_Direction_: Omit all images. Transcribe the rest of the material below exactly.
-------------------------
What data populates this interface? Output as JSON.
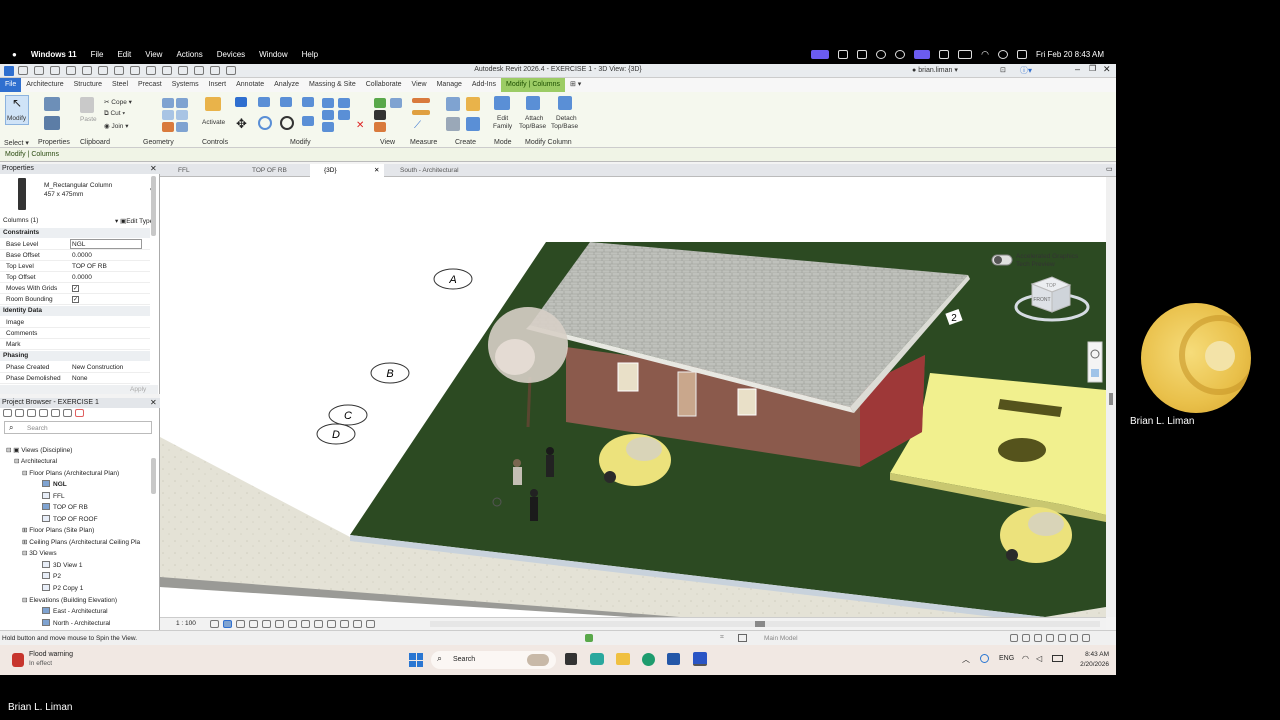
{
  "macbar": {
    "apple": "",
    "menus": [
      "Windows 11",
      "File",
      "Edit",
      "View",
      "Actions",
      "Devices",
      "Window",
      "Help"
    ],
    "clock": "Fri Feb 20  8:43 AM"
  },
  "revit": {
    "title": "Autodesk Revit 2026.4 - EXERCISE 1 - 3D View: {3D}",
    "user": "brian.liman",
    "tabs": [
      "File",
      "Architecture",
      "Structure",
      "Steel",
      "Precast",
      "Systems",
      "Insert",
      "Annotate",
      "Analyze",
      "Massing & Site",
      "Collaborate",
      "View",
      "Manage",
      "Add-Ins",
      "Modify | Columns"
    ],
    "ribbon": {
      "modify": "Modify",
      "cope": "Cope",
      "cut": "Cut",
      "join": "Join",
      "paste": "Paste",
      "activate": "Activate",
      "edit_family": [
        "Edit",
        "Family"
      ],
      "attach": [
        "Attach",
        "Top/Base"
      ],
      "detach": [
        "Detach",
        "Top/Base"
      ],
      "groups": [
        "Select",
        "Properties",
        "Clipboard",
        "Geometry",
        "Controls",
        "Modify",
        "View",
        "Measure",
        "Create",
        "Mode",
        "Modify Column"
      ]
    },
    "context_label": "Modify | Columns"
  },
  "properties": {
    "header": "Properties",
    "family": "M_Rectangular Column",
    "type": "457 x 475mm",
    "selection": "Columns (1)",
    "edit_type": "Edit Type",
    "sections": {
      "constraints": "Constraints",
      "identity": "Identity Data",
      "phasing": "Phasing"
    },
    "rows": [
      {
        "k": "Base Level",
        "v": "NGL"
      },
      {
        "k": "Base Offset",
        "v": "0.0000"
      },
      {
        "k": "Top Level",
        "v": "TOP OF RB"
      },
      {
        "k": "Top Offset",
        "v": "0.0000"
      },
      {
        "k": "Moves With Grids",
        "v": "✓"
      },
      {
        "k": "Room Bounding",
        "v": "✓"
      },
      {
        "k": "Image",
        "v": ""
      },
      {
        "k": "Comments",
        "v": ""
      },
      {
        "k": "Mark",
        "v": ""
      },
      {
        "k": "Phase Created",
        "v": "New Construction"
      },
      {
        "k": "Phase Demolished",
        "v": "None"
      }
    ],
    "apply": "Apply"
  },
  "browser": {
    "header": "Project Browser - EXERCISE 1",
    "search": "Search",
    "items": [
      "Views (Discipline)",
      "Architectural",
      "Floor Plans (Architectural Plan)",
      "NGL",
      "FFL",
      "TOP OF RB",
      "TOP OF ROOF",
      "Floor Plans (Site Plan)",
      "Ceiling Plans (Architectural Ceiling Pla",
      "3D Views",
      "3D View 1",
      "P2",
      "P2 Copy 1",
      "Elevations (Building Elevation)",
      "East - Architectural",
      "North - Architectural"
    ]
  },
  "view_tabs": [
    "FFL",
    "TOP OF RB",
    "{3D}",
    "South - Architectural"
  ],
  "viewport": {
    "grid_labels": [
      "A",
      "B",
      "C",
      "D",
      "2"
    ],
    "accel": [
      "Accelerated Graphics",
      "Tech Preview"
    ],
    "viewcube_top": "TOP",
    "viewcube_front": "FRONT"
  },
  "view_bar": {
    "scale": "1 : 100"
  },
  "status": {
    "hint": "Hold button and move mouse to Spin the View.",
    "model": "Main Model"
  },
  "taskbar": {
    "weather_title": "Flood warning",
    "weather_sub": "In effect",
    "search": "Search",
    "lang": "ENG",
    "time": "8:43 AM",
    "date": "2/20/2026"
  },
  "participant": "Brian L. Liman",
  "self_name": "Brian L. Liman"
}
-------------------------
_Final answer_:
What data populates this interface? Output as JSON.
{
  "macbar": {
    "apple": "",
    "menus": [
      "Windows 11",
      "File",
      "Edit",
      "View",
      "Actions",
      "Devices",
      "Window",
      "Help"
    ],
    "clock": "Fri Feb 20  8:43 AM"
  },
  "revit": {
    "title": "Autodesk Revit 2026.4 - EXERCISE 1 - 3D View: {3D}",
    "user": "brian.liman",
    "tabs": [
      "File",
      "Architecture",
      "Structure",
      "Steel",
      "Precast",
      "Systems",
      "Insert",
      "Annotate",
      "Analyze",
      "Massing & Site",
      "Collaborate",
      "View",
      "Manage",
      "Add-Ins",
      "Modify | Columns"
    ],
    "ribbon": {
      "modify": "Modify",
      "cope": "Cope",
      "cut": "Cut",
      "join": "Join",
      "paste": "Paste",
      "activate": "Activate",
      "edit_family": [
        "Edit",
        "Family"
      ],
      "attach": [
        "Attach",
        "Top/Base"
      ],
      "detach": [
        "Detach",
        "Top/Base"
      ],
      "groups": [
        "Select",
        "Properties",
        "Clipboard",
        "Geometry",
        "Controls",
        "Modify",
        "View",
        "Measure",
        "Create",
        "Mode",
        "Modify Column"
      ]
    },
    "context_label": "Modify | Columns"
  },
  "properties": {
    "header": "Properties",
    "family": "M_Rectangular Column",
    "type": "457 x 475mm",
    "selection": "Columns (1)",
    "edit_type": "Edit Type",
    "sections": {
      "constraints": "Constraints",
      "identity": "Identity Data",
      "phasing": "Phasing"
    },
    "rows": [
      {
        "k": "Base Level",
        "v": "NGL"
      },
      {
        "k": "Base Offset",
        "v": "0.0000"
      },
      {
        "k": "Top Level",
        "v": "TOP OF RB"
      },
      {
        "k": "Top Offset",
        "v": "0.0000"
      },
      {
        "k": "Moves With Grids",
        "v": "✓"
      },
      {
        "k": "Room Bounding",
        "v": "✓"
      },
      {
        "k": "Image",
        "v": ""
      },
      {
        "k": "Comments",
        "v": ""
      },
      {
        "k": "Mark",
        "v": ""
      },
      {
        "k": "Phase Created",
        "v": "New Construction"
      },
      {
        "k": "Phase Demolished",
        "v": "None"
      }
    ],
    "apply": "Apply"
  },
  "browser": {
    "header": "Project Browser - EXERCISE 1",
    "search": "Search",
    "items": [
      "Views (Discipline)",
      "Architectural",
      "Floor Plans (Architectural Plan)",
      "NGL",
      "FFL",
      "TOP OF RB",
      "TOP OF ROOF",
      "Floor Plans (Site Plan)",
      "Ceiling Plans (Architectural Ceiling Pla",
      "3D Views",
      "3D View 1",
      "P2",
      "P2 Copy 1",
      "Elevations (Building Elevation)",
      "East - Architectural",
      "North - Architectural"
    ]
  },
  "view_tabs": [
    "FFL",
    "TOP OF RB",
    "{3D}",
    "South - Architectural"
  ],
  "viewport": {
    "grid_labels": [
      "A",
      "B",
      "C",
      "D",
      "2"
    ],
    "accel": [
      "Accelerated Graphics",
      "Tech Preview"
    ],
    "viewcube_top": "TOP",
    "viewcube_front": "FRONT"
  },
  "view_bar": {
    "scale": "1 : 100"
  },
  "status": {
    "hint": "Hold button and move mouse to Spin the View.",
    "model": "Main Model"
  },
  "taskbar": {
    "weather_title": "Flood warning",
    "weather_sub": "In effect",
    "search": "Search",
    "lang": "ENG",
    "time": "8:43 AM",
    "date": "2/20/2026"
  },
  "participant": "Brian L. Liman",
  "self_name": "Brian L. Liman"
}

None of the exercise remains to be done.